- _WRITTEN EXERCISE_
Copy all the data exactly, except the pictures.

□ □ □ □

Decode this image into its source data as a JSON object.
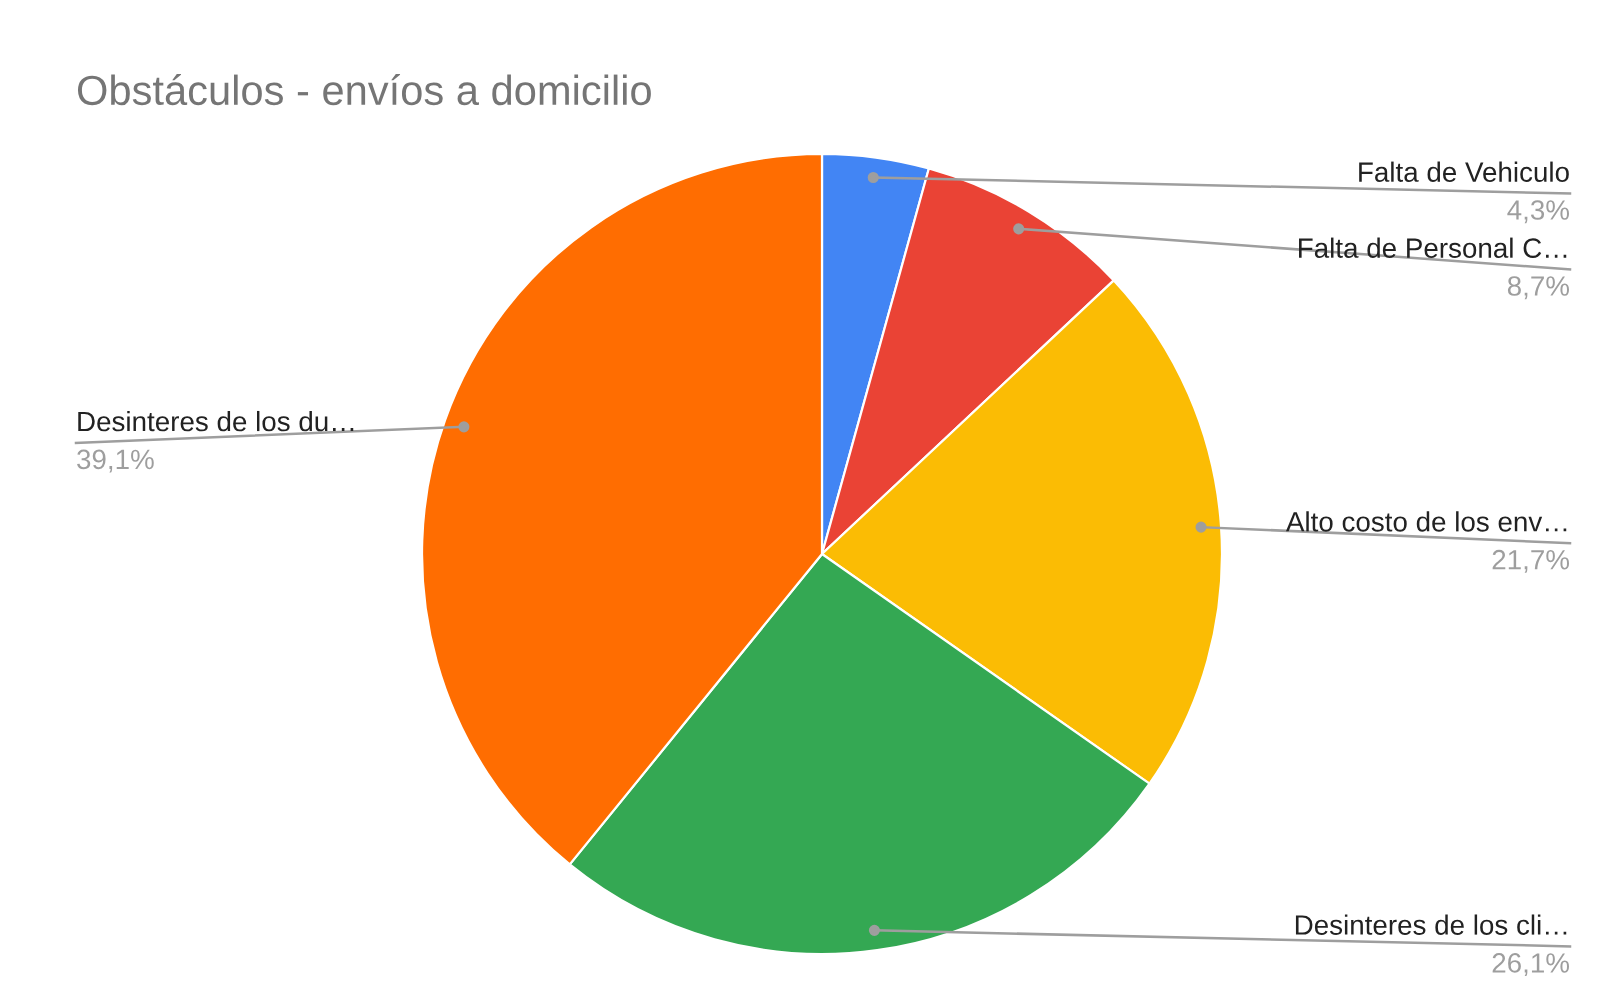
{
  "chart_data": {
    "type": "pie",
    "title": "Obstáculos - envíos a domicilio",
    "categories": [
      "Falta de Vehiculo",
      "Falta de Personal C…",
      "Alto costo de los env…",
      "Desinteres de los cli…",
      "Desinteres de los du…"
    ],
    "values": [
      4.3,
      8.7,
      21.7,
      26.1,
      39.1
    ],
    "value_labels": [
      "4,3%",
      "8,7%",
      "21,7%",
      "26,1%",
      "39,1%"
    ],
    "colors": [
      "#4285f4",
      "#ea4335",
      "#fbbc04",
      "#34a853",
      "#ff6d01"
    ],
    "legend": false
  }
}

□ □ □ □

- _OUTPUT_
Decode this image into its source data as a JSON object.
{
  "chart_data": {
    "type": "pie",
    "title": "Obstáculos - envíos a domicilio",
    "categories": [
      "Falta de Vehiculo",
      "Falta de Personal C…",
      "Alto costo de los env…",
      "Desinteres de los cli…",
      "Desinteres de los du…"
    ],
    "values": [
      4.3,
      8.7,
      21.7,
      26.1,
      39.1
    ],
    "value_labels": [
      "4,3%",
      "8,7%",
      "21,7%",
      "26,1%",
      "39,1%"
    ],
    "colors": [
      "#4285f4",
      "#ea4335",
      "#fbbc04",
      "#34a853",
      "#ff6d01"
    ],
    "legend": false
  }
}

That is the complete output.